Find and copy every line in the records that includes the string "ἀποδειχθῇ".

--

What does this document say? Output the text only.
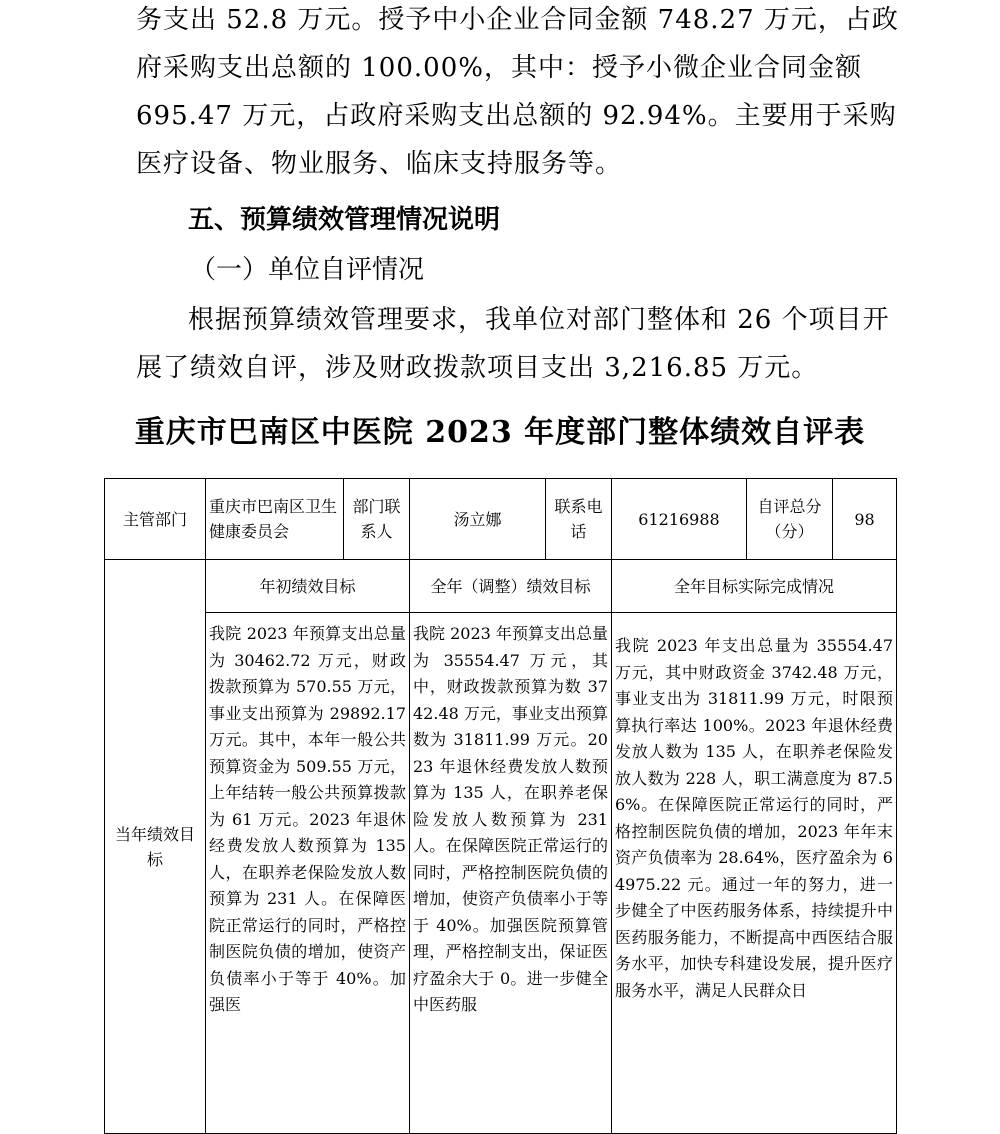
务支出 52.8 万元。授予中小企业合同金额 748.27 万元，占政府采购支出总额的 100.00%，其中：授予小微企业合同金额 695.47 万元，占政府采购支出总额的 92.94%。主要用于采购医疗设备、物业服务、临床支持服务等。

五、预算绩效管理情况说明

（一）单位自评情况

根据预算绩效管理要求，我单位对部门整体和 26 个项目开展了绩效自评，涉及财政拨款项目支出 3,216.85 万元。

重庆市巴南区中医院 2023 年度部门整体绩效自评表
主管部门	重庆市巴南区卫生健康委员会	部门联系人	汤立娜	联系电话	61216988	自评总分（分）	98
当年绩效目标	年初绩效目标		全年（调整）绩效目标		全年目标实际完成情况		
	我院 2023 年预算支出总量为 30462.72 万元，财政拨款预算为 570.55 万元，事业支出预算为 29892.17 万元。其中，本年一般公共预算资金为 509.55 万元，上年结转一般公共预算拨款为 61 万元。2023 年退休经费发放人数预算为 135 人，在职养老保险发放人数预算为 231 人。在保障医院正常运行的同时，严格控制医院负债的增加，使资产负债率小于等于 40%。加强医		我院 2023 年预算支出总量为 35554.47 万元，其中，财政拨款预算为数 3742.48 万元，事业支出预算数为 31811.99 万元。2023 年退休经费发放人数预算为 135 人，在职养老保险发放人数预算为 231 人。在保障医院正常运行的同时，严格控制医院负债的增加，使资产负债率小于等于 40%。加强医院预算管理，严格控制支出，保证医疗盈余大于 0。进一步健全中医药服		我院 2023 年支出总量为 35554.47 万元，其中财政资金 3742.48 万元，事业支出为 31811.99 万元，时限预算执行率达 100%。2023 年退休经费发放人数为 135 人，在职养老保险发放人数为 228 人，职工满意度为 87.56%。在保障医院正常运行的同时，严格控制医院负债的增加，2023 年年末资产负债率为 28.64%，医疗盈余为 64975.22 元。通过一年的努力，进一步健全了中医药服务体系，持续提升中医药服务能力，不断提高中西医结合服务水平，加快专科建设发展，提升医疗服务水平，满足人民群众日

--

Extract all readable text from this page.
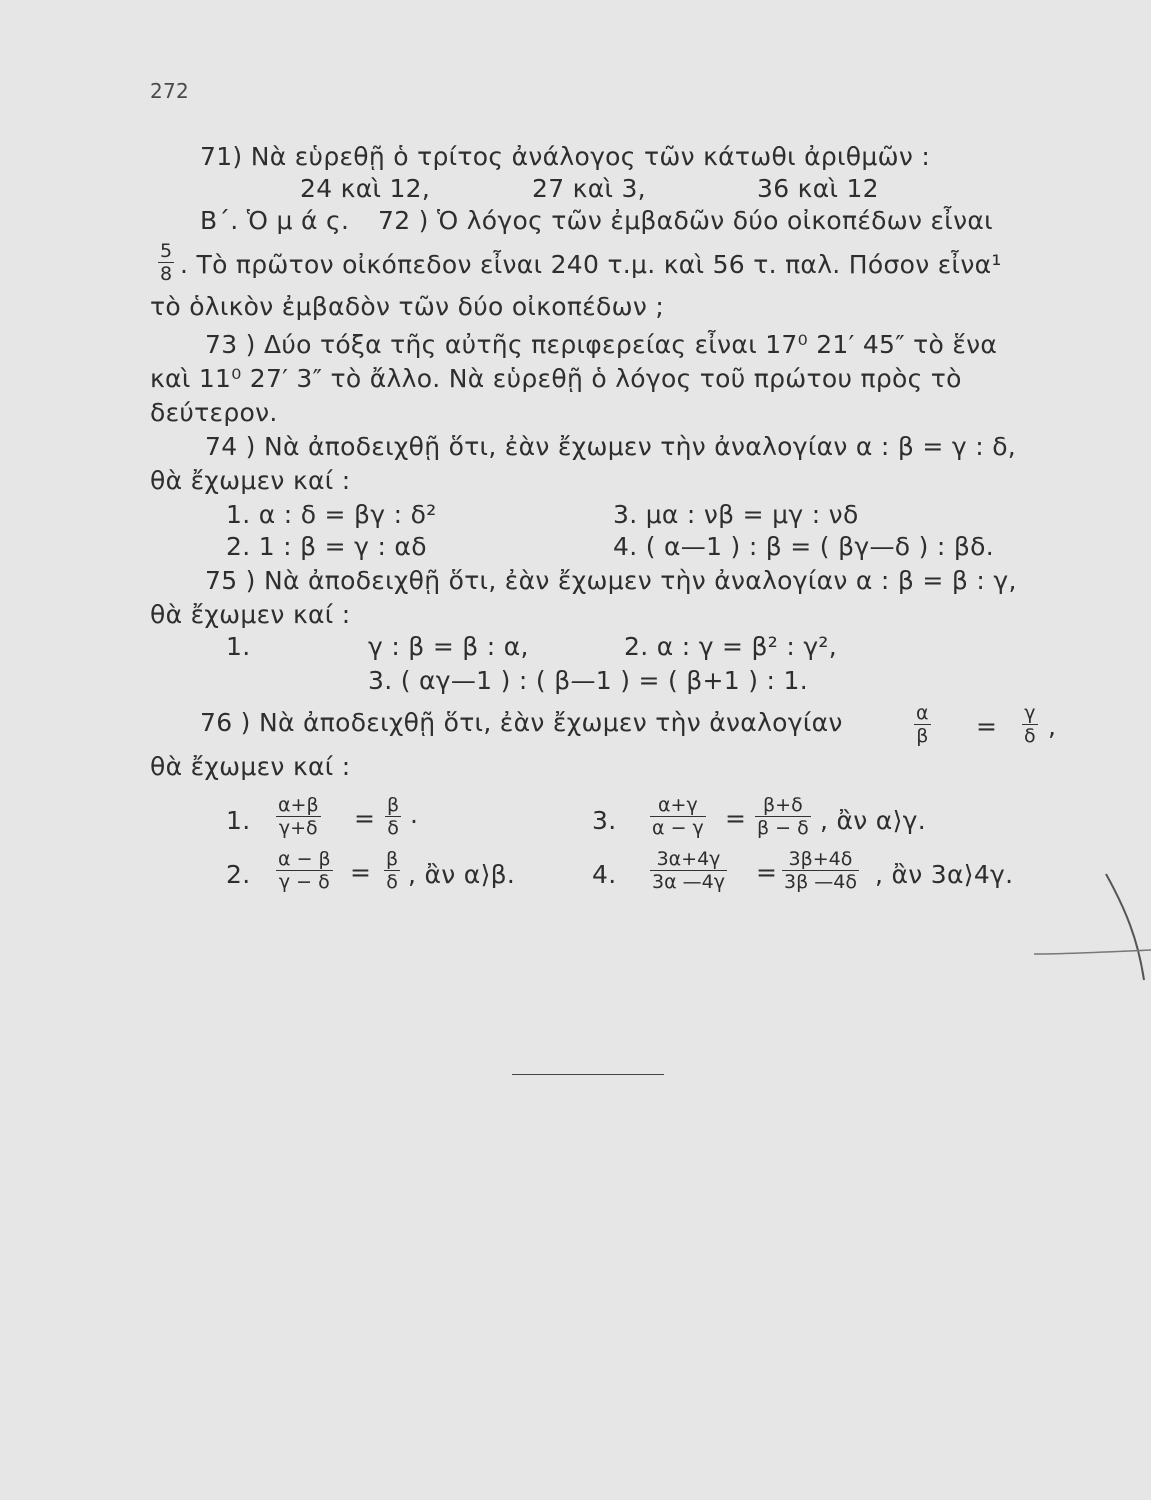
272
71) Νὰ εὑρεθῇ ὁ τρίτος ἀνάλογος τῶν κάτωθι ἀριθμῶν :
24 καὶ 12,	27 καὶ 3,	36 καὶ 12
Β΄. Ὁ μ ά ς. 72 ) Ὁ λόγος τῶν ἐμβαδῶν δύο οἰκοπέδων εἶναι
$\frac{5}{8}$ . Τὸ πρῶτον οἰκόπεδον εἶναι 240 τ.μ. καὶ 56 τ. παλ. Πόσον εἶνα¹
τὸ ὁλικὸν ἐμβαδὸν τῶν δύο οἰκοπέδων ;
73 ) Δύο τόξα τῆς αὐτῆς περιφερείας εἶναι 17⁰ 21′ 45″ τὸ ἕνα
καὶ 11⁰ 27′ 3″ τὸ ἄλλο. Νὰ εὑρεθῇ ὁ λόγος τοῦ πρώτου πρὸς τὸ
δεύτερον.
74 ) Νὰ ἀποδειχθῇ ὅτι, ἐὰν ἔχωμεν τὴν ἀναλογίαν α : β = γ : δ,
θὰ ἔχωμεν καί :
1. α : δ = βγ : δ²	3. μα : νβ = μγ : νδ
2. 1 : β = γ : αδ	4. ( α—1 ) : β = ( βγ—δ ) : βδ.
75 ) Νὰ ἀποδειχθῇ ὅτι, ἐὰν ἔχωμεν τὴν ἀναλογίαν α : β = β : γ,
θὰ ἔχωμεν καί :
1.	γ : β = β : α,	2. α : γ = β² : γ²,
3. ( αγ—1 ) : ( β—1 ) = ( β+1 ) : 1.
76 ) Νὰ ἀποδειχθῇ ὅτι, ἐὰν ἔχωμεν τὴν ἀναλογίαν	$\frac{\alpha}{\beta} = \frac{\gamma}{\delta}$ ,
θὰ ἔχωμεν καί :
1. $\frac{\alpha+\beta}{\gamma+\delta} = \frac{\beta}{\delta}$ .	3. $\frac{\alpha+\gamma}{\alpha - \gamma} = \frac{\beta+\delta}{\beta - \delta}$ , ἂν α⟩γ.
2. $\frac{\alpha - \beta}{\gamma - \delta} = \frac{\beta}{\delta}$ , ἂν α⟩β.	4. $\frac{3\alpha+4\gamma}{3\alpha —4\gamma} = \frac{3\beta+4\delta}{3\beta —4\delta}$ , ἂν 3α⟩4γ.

--

== Expected answer ==
74 ) Νὰ ἀποδειχθῇ ὅτι, ἐὰν ἔχωμεν τὴν ἀναλογίαν α : β = γ : δ,
75 ) Νὰ ἀποδειχθῇ ὅτι, ἐὰν ἔχωμεν τὴν ἀναλογίαν α : β = β : γ,
76 ) Νὰ ἀποδειχθῇ ὅτι, ἐὰν ἔχωμεν τὴν ἀναλογίαν	$\frac{\alpha}{\beta} = \frac{\gamma}{\delta}$ ,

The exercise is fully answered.